[Start of Data lines]
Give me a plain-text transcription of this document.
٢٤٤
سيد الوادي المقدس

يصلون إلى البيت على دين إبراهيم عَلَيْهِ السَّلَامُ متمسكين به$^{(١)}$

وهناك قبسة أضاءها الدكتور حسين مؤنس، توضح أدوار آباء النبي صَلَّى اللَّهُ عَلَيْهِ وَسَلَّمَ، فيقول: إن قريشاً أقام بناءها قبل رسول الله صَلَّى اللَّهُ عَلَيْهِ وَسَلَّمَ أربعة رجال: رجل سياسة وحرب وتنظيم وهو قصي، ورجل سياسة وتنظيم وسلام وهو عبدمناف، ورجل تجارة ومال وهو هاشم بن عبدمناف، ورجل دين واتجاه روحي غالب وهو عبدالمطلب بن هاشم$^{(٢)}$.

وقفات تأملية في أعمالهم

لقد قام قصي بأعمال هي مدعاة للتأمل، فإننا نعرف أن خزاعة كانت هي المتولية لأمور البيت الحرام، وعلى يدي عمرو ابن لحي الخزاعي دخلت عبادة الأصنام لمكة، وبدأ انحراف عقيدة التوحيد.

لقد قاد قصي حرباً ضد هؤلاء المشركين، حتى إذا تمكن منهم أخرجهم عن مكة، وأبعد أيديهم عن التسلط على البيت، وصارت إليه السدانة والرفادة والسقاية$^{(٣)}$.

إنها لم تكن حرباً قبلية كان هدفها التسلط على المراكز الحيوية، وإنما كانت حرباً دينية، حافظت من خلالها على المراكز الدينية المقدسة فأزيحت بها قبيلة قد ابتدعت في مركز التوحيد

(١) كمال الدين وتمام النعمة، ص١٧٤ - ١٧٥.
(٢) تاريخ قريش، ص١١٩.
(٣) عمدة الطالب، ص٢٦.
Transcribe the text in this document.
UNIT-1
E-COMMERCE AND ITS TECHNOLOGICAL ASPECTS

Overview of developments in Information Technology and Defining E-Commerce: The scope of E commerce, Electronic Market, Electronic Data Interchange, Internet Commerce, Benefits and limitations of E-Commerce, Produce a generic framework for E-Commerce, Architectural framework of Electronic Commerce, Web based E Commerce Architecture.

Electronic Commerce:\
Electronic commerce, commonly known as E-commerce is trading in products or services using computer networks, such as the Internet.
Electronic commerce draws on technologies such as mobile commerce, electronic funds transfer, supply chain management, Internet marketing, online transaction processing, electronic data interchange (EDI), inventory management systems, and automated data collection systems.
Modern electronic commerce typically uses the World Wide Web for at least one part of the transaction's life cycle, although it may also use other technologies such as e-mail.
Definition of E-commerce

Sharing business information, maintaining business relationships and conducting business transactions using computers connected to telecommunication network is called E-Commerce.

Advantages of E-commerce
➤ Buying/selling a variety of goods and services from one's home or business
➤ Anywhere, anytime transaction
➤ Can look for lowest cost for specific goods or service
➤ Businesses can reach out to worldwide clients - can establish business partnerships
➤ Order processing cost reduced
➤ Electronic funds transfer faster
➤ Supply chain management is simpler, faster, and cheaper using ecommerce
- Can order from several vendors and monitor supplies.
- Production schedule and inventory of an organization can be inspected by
[End of Data lines]
[Start of Data lines]
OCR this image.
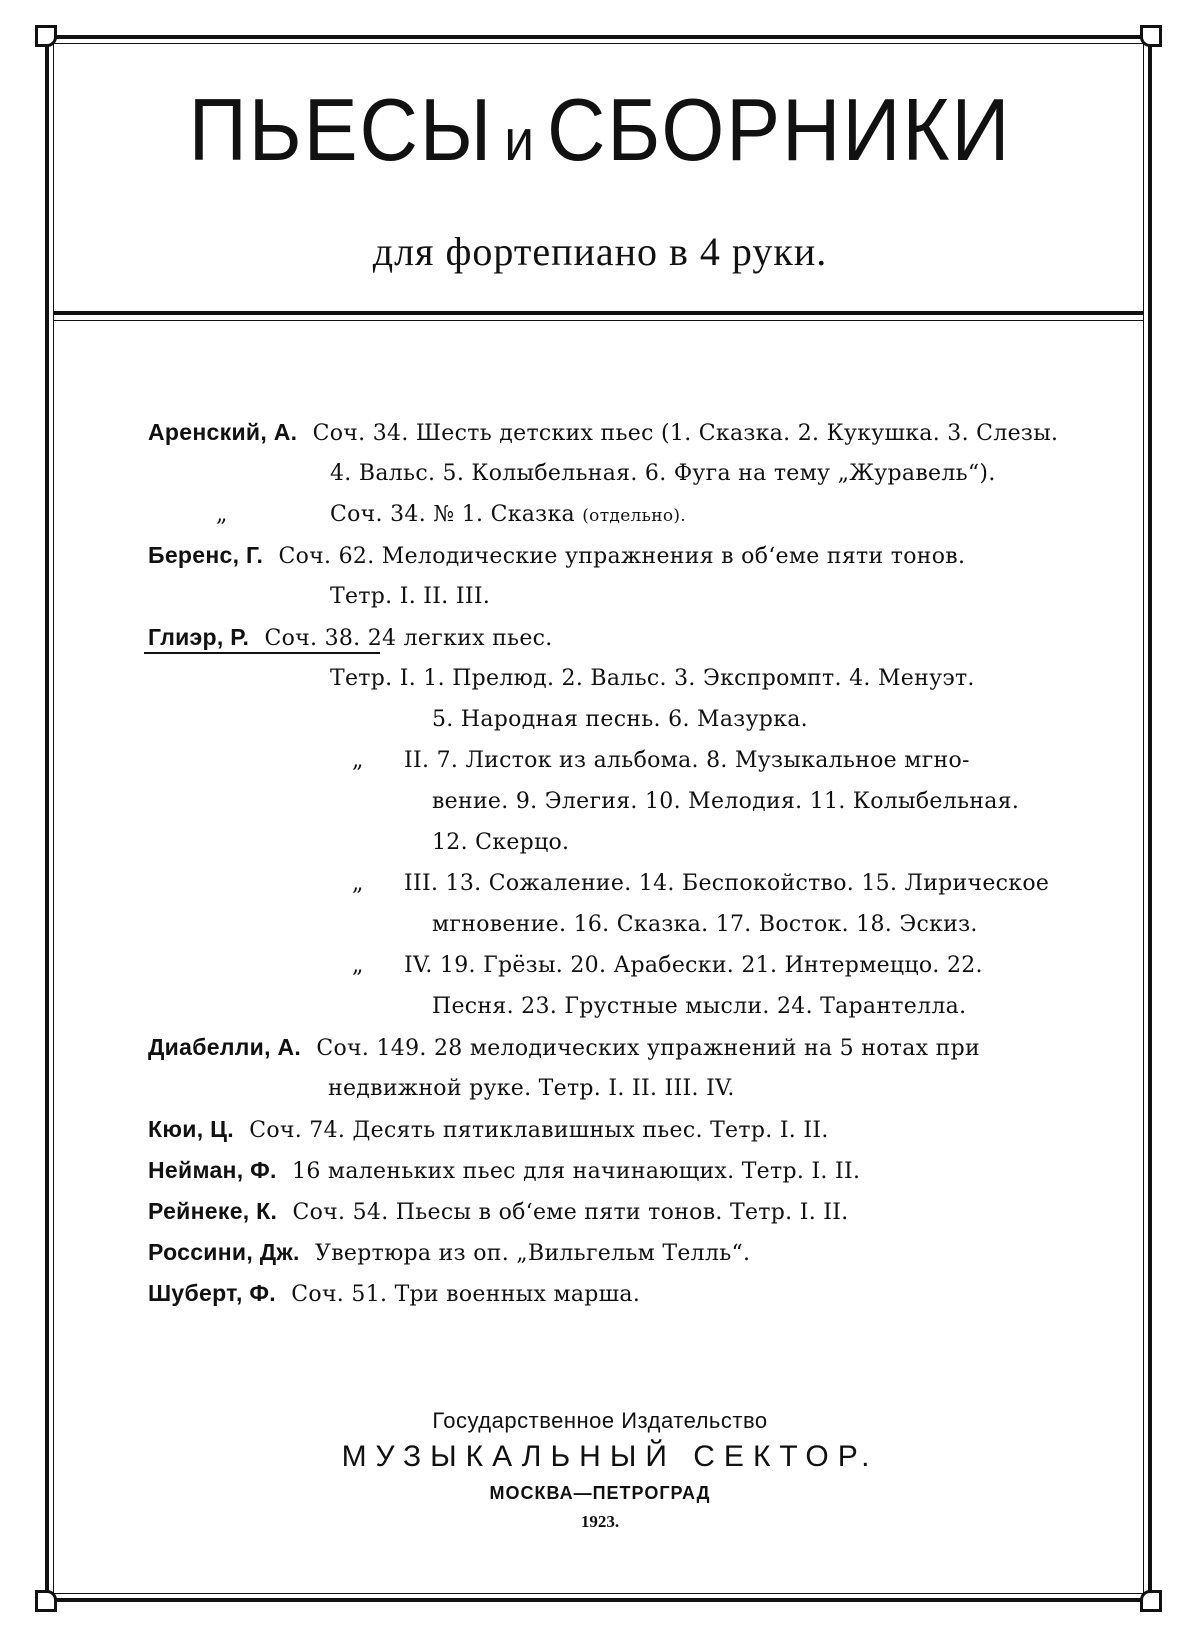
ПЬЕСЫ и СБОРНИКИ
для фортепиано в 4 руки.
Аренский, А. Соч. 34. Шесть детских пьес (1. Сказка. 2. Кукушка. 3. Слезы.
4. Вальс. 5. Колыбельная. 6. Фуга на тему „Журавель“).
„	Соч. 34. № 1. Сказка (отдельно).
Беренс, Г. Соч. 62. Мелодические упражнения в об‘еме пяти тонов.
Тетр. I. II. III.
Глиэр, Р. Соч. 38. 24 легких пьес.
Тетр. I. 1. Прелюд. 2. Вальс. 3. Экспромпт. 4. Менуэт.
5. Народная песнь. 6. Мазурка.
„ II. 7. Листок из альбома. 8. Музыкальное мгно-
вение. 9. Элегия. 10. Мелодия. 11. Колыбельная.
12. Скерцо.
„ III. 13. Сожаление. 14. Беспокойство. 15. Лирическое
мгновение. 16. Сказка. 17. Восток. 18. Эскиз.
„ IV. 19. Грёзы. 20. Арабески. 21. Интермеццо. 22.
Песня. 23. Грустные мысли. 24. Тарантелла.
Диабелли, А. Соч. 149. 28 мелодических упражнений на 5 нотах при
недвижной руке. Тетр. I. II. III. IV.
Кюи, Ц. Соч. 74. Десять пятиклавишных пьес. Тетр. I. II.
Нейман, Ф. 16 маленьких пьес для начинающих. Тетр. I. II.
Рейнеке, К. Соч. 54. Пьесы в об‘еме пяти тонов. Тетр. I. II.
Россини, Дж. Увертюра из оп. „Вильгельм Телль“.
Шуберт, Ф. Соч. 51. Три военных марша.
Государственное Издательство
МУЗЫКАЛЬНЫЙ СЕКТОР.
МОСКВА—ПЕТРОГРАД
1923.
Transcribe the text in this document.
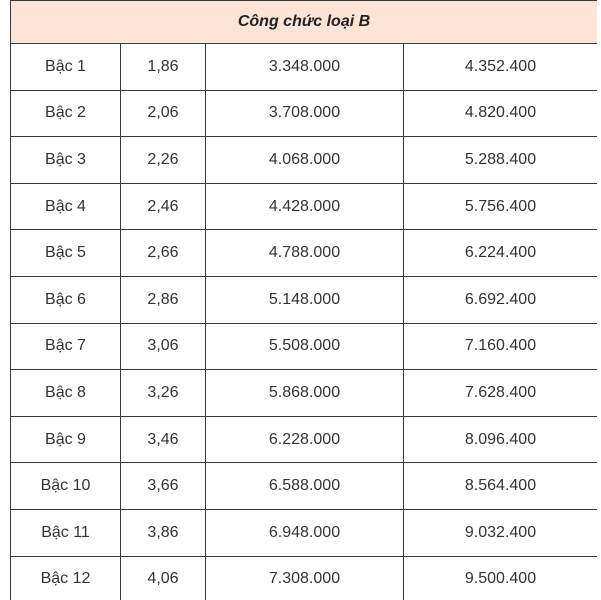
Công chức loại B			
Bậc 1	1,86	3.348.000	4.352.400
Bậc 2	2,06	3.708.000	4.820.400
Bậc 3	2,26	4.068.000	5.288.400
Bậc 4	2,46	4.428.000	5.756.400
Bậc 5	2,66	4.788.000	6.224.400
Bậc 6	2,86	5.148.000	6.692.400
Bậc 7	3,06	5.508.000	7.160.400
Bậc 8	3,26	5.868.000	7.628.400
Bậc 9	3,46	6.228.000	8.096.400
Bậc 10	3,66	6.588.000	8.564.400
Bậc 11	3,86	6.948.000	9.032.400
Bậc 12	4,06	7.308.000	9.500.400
[End of Data lines]
◆ Direction
Extract all lines from the material above that include the word "this".

◆ Finished task
Give me a plain-text transcription of this document.
Transcribe the text in this document.
OCR this image.
Transcribe the text in this document.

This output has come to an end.